• _SET EXERCISE_:
Repeat the whole listing exactly as written.

Figure dataset records:
══════════════════════════════
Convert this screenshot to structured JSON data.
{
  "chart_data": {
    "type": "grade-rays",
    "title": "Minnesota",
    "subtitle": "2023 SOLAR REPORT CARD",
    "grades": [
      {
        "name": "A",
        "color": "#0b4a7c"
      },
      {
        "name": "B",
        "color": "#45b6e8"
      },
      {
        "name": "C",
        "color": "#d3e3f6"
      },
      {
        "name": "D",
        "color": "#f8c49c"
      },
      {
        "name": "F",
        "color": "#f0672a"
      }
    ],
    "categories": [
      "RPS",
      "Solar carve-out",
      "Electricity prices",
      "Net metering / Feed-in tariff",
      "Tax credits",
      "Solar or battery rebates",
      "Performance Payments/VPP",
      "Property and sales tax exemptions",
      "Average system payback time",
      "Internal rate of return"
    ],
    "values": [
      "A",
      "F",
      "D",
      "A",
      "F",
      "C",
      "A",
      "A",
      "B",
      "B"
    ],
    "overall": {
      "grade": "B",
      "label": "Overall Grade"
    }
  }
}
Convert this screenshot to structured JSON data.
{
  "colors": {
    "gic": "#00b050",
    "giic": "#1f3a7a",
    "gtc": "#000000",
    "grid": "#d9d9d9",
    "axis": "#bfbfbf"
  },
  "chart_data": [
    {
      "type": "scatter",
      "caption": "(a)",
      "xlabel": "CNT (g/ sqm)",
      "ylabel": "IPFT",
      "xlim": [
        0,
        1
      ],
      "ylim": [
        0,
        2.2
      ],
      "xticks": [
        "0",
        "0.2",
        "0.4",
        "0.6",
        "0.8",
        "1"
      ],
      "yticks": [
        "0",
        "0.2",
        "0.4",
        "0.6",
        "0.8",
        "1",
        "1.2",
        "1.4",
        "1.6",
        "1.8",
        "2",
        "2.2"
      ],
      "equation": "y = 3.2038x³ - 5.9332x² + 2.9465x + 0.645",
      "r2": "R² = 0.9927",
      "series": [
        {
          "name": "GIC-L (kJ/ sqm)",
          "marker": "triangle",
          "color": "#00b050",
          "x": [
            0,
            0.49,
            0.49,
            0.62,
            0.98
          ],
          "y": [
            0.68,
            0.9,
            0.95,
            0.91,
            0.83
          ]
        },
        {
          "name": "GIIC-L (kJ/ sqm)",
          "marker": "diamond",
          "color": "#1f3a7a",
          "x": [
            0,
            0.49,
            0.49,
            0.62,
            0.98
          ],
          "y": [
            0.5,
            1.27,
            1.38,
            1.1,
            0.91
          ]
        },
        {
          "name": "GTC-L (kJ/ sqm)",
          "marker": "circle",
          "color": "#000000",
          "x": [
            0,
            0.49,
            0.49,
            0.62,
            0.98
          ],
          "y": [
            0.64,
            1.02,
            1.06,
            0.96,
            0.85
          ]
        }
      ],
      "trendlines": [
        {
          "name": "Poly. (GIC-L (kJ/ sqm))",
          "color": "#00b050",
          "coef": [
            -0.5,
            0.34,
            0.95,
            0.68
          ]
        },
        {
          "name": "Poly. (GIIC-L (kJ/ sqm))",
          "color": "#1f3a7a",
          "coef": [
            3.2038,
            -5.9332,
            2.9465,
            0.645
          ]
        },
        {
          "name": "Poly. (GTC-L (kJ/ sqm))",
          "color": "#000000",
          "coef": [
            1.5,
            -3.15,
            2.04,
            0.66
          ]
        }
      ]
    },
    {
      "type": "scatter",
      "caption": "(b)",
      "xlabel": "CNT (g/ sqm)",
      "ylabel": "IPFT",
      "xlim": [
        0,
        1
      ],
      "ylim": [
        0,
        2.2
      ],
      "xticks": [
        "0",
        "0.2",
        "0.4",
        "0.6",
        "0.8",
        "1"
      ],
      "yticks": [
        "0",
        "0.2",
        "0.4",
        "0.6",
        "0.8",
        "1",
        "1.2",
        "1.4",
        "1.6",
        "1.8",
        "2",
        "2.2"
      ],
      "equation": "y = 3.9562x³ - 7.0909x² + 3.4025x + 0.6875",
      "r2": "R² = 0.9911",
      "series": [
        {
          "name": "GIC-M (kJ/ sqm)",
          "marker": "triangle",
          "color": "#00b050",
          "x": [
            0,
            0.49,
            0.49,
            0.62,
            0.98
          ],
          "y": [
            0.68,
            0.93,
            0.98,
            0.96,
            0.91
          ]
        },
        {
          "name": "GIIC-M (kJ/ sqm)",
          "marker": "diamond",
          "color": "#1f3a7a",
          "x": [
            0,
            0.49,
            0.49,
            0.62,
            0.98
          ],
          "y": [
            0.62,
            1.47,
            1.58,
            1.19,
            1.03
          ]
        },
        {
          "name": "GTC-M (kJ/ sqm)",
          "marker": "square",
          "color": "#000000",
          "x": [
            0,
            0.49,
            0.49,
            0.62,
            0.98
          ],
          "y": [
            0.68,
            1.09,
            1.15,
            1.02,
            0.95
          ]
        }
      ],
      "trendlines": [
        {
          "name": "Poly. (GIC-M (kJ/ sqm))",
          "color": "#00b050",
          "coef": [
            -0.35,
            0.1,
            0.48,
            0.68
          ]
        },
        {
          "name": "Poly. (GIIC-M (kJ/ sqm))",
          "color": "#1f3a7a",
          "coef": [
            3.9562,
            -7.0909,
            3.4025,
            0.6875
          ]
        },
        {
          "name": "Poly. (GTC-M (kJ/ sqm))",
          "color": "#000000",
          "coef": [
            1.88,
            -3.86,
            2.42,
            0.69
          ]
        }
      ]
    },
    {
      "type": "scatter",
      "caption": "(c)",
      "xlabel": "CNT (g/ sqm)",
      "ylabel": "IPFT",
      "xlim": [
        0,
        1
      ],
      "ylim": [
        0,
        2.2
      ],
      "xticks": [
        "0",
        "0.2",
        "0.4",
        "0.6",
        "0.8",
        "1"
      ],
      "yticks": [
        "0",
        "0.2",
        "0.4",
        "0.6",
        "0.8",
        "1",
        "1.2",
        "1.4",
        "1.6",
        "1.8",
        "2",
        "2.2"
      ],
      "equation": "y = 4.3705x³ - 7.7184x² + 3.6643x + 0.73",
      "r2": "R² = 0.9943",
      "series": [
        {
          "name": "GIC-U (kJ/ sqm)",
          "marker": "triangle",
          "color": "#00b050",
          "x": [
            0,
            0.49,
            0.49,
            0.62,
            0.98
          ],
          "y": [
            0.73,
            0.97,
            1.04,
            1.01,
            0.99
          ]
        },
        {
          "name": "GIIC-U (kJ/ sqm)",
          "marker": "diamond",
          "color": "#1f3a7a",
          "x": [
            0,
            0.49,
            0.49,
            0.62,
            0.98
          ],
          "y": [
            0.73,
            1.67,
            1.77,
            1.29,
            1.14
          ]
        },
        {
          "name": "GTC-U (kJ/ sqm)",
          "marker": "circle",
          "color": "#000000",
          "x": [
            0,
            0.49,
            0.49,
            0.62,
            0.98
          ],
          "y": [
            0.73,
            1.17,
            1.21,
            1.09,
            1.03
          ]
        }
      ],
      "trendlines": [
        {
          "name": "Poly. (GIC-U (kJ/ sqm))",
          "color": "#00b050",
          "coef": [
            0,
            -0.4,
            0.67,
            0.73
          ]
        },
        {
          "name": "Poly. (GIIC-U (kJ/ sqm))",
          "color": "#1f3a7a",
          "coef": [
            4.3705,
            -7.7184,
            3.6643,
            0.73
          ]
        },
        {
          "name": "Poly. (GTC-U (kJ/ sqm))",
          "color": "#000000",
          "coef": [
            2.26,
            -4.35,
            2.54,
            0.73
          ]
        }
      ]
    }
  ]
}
══════════════════════════════
• _OUTPUT OF THE EXERCISE_:
Convert this screenshot to structured JSON data.
{
  "chart_data": {
    "type": "grade-rays",
    "title": "Minnesota",
    "subtitle": "2023 SOLAR REPORT CARD",
    "grades": [
      {
        "name": "A",
        "color": "#0b4a7c"
      },
      {
        "name": "B",
        "color": "#45b6e8"
      },
      {
        "name": "C",
        "color": "#d3e3f6"
      },
      {
        "name": "D",
        "color": "#f8c49c"
      },
      {
        "name": "F",
        "color": "#f0672a"
      }
    ],
    "categories": [
      "RPS",
      "Solar carve-out",
      "Electricity prices",
      "Net metering / Feed-in tariff",
      "Tax credits",
      "Solar or battery rebates",
      "Performance Payments/VPP",
      "Property and sales tax exemptions",
      "Average system payback time",
      "Internal rate of return"
    ],
    "values": [
      "A",
      "F",
      "D",
      "A",
      "F",
      "C",
      "A",
      "A",
      "B",
      "B"
    ],
    "overall": {
      "grade": "B",
      "label": "Overall Grade"
    }
  }
}
Convert this screenshot to structured JSON data.
{
  "colors": {
    "gic": "#00b050",
    "giic": "#1f3a7a",
    "gtc": "#000000",
    "grid": "#d9d9d9",
    "axis": "#bfbfbf"
  },
  "chart_data": [
    {
      "type": "scatter",
      "caption": "(a)",
      "xlabel": "CNT (g/ sqm)",
      "ylabel": "IPFT",
      "xlim": [
        0,
        1
      ],
      "ylim": [
        0,
        2.2
      ],
      "xticks": [
        "0",
        "0.2",
        "0.4",
        "0.6",
        "0.8",
        "1"
      ],
      "yticks": [
        "0",
        "0.2",
        "0.4",
        "0.6",
        "0.8",
        "1",
        "1.2",
        "1.4",
        "1.6",
        "1.8",
        "2",
        "2.2"
      ],
      "equation": "y = 3.2038x³ - 5.9332x² + 2.9465x + 0.645",
      "r2": "R² = 0.9927",
      "series": [
        {
          "name": "GIC-L (kJ/ sqm)",
          "marker": "triangle",
          "color": "#00b050",
          "x": [
            0,
            0.49,
            0.49,
            0.62,
            0.98
          ],
          "y": [
            0.68,
            0.9,
            0.95,
            0.91,
            0.83
          ]
        },
        {
          "name": "GIIC-L (kJ/ sqm)",
          "marker": "diamond",
          "color": "#1f3a7a",
          "x": [
            0,
            0.49,
            0.49,
            0.62,
            0.98
          ],
          "y": [
            0.5,
            1.27,
            1.38,
            1.1,
            0.91
          ]
        },
        {
          "name": "GTC-L (kJ/ sqm)",
          "marker": "circle",
          "color": "#000000",
          "x": [
            0,
            0.49,
            0.49,
            0.62,
            0.98
          ],
          "y": [
            0.64,
            1.02,
            1.06,
            0.96,
            0.85
          ]
        }
      ],
      "trendlines": [
        {
          "name": "Poly. (GIC-L (kJ/ sqm))",
          "color": "#00b050",
          "coef": [
            -0.5,
            0.34,
            0.95,
            0.68
          ]
        },
        {
          "name": "Poly. (GIIC-L (kJ/ sqm))",
          "color": "#1f3a7a",
          "coef": [
            3.2038,
            -5.9332,
            2.9465,
            0.645
          ]
        },
        {
          "name": "Poly. (GTC-L (kJ/ sqm))",
          "color": "#000000",
          "coef": [
            1.5,
            -3.15,
            2.04,
            0.66
          ]
        }
      ]
    },
    {
      "type": "scatter",
      "caption": "(b)",
      "xlabel": "CNT (g/ sqm)",
      "ylabel": "IPFT",
      "xlim": [
        0,
        1
      ],
      "ylim": [
        0,
        2.2
      ],
      "xticks": [
        "0",
        "0.2",
        "0.4",
        "0.6",
        "0.8",
        "1"
      ],
      "yticks": [
        "0",
        "0.2",
        "0.4",
        "0.6",
        "0.8",
        "1",
        "1.2",
        "1.4",
        "1.6",
        "1.8",
        "2",
        "2.2"
      ],
      "equation": "y = 3.9562x³ - 7.0909x² + 3.4025x + 0.6875",
      "r2": "R² = 0.9911",
      "series": [
        {
          "name": "GIC-M (kJ/ sqm)",
          "marker": "triangle",
          "color": "#00b050",
          "x": [
            0,
            0.49,
            0.49,
            0.62,
            0.98
          ],
          "y": [
            0.68,
            0.93,
            0.98,
            0.96,
            0.91
          ]
        },
        {
          "name": "GIIC-M (kJ/ sqm)",
          "marker": "diamond",
          "color": "#1f3a7a",
          "x": [
            0,
            0.49,
            0.49,
            0.62,
            0.98
          ],
          "y": [
            0.62,
            1.47,
            1.58,
            1.19,
            1.03
          ]
        },
        {
          "name": "GTC-M (kJ/ sqm)",
          "marker": "square",
          "color": "#000000",
          "x": [
            0,
            0.49,
            0.49,
            0.62,
            0.98
          ],
          "y": [
            0.68,
            1.09,
            1.15,
            1.02,
            0.95
          ]
        }
      ],
      "trendlines": [
        {
          "name": "Poly. (GIC-M (kJ/ sqm))",
          "color": "#00b050",
          "coef": [
            -0.35,
            0.1,
            0.48,
            0.68
          ]
        },
        {
          "name": "Poly. (GIIC-M (kJ/ sqm))",
          "color": "#1f3a7a",
          "coef": [
            3.9562,
            -7.0909,
            3.4025,
            0.6875
          ]
        },
        {
          "name": "Poly. (GTC-M (kJ/ sqm))",
          "color": "#000000",
          "coef": [
            1.88,
            -3.86,
            2.42,
            0.69
          ]
        }
      ]
    },
    {
      "type": "scatter",
      "caption": "(c)",
      "xlabel": "CNT (g/ sqm)",
      "ylabel": "IPFT",
      "xlim": [
        0,
        1
      ],
      "ylim": [
        0,
        2.2
      ],
      "xticks": [
        "0",
        "0.2",
        "0.4",
        "0.6",
        "0.8",
        "1"
      ],
      "yticks": [
        "0",
        "0.2",
        "0.4",
        "0.6",
        "0.8",
        "1",
        "1.2",
        "1.4",
        "1.6",
        "1.8",
        "2",
        "2.2"
      ],
      "equation": "y = 4.3705x³ - 7.7184x² + 3.6643x + 0.73",
      "r2": "R² = 0.9943",
      "series": [
        {
          "name": "GIC-U (kJ/ sqm)",
          "marker": "triangle",
          "color": "#00b050",
          "x": [
            0,
            0.49,
            0.49,
            0.62,
            0.98
          ],
          "y": [
            0.73,
            0.97,
            1.04,
            1.01,
            0.99
          ]
        },
        {
          "name": "GIIC-U (kJ/ sqm)",
          "marker": "diamond",
          "color": "#1f3a7a",
          "x": [
            0,
            0.49,
            0.49,
            0.62,
            0.98
          ],
          "y": [
            0.73,
            1.67,
            1.77,
            1.29,
            1.14
          ]
        },
        {
          "name": "GTC-U (kJ/ sqm)",
          "marker": "circle",
          "color": "#000000",
          "x": [
            0,
            0.49,
            0.49,
            0.62,
            0.98
          ],
          "y": [
            0.73,
            1.17,
            1.21,
            1.09,
            1.03
          ]
        }
      ],
      "trendlines": [
        {
          "name": "Poly. (GIC-U (kJ/ sqm))",
          "color": "#00b050",
          "coef": [
            0,
            -0.4,
            0.67,
            0.73
          ]
        },
        {
          "name": "Poly. (GIIC-U (kJ/ sqm))",
          "color": "#1f3a7a",
          "coef": [
            4.3705,
            -7.7184,
            3.6643,
            0.73
          ]
        },
        {
          "name": "Poly. (GTC-U (kJ/ sqm))",
          "color": "#000000",
          "coef": [
            2.26,
            -4.35,
            2.54,
            0.73
          ]
        }
      ]
    }
  ]
}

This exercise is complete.